→ Exercise goal: Quote the whole listing word for word, please.

··· Material for this task ···

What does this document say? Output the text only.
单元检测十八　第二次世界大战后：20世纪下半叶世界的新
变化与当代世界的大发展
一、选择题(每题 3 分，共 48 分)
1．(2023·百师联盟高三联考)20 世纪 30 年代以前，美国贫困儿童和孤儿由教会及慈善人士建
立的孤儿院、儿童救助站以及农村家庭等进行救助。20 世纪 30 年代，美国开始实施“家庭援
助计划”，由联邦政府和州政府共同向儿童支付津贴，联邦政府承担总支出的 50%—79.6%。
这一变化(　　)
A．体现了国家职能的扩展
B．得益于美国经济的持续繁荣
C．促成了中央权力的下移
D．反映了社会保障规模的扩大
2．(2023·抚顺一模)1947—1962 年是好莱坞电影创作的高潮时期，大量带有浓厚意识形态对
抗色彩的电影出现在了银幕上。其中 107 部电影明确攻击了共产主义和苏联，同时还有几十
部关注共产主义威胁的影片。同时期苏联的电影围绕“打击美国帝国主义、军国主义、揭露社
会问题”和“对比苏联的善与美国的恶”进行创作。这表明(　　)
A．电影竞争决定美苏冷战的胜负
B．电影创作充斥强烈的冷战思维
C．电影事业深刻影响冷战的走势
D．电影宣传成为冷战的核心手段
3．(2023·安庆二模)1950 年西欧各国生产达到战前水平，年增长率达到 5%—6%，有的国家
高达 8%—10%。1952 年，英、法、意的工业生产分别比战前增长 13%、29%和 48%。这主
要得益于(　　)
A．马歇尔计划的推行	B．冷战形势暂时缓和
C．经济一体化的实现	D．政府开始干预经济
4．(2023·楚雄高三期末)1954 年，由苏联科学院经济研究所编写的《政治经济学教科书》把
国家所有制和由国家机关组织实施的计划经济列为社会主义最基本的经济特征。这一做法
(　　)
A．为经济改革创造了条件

···

→ Reply:
What does this document say? Output the text only.
单元检测十八　第二次世界大战后：20世纪下半叶世界的新
变化与当代世界的大发展
一、选择题(每题 3 分，共 48 分)
1．(2023·百师联盟高三联考)20 世纪 30 年代以前，美国贫困儿童和孤儿由教会及慈善人士建
立的孤儿院、儿童救助站以及农村家庭等进行救助。20 世纪 30 年代，美国开始实施“家庭援
助计划”，由联邦政府和州政府共同向儿童支付津贴，联邦政府承担总支出的 50%—79.6%。
这一变化(　　)
A．体现了国家职能的扩展
B．得益于美国经济的持续繁荣
C．促成了中央权力的下移
D．反映了社会保障规模的扩大
2．(2023·抚顺一模)1947—1962 年是好莱坞电影创作的高潮时期，大量带有浓厚意识形态对
抗色彩的电影出现在了银幕上。其中 107 部电影明确攻击了共产主义和苏联，同时还有几十
部关注共产主义威胁的影片。同时期苏联的电影围绕“打击美国帝国主义、军国主义、揭露社
会问题”和“对比苏联的善与美国的恶”进行创作。这表明(　　)
A．电影竞争决定美苏冷战的胜负
B．电影创作充斥强烈的冷战思维
C．电影事业深刻影响冷战的走势
D．电影宣传成为冷战的核心手段
3．(2023·安庆二模)1950 年西欧各国生产达到战前水平，年增长率达到 5%—6%，有的国家
高达 8%—10%。1952 年，英、法、意的工业生产分别比战前增长 13%、29%和 48%。这主
要得益于(　　)
A．马歇尔计划的推行	B．冷战形势暂时缓和
C．经济一体化的实现	D．政府开始干预经济
4．(2023·楚雄高三期末)1954 年，由苏联科学院经济研究所编写的《政治经济学教科书》把
国家所有制和由国家机关组织实施的计划经济列为社会主义最基本的经济特征。这一做法
(　　)
A．为经济改革创造了条件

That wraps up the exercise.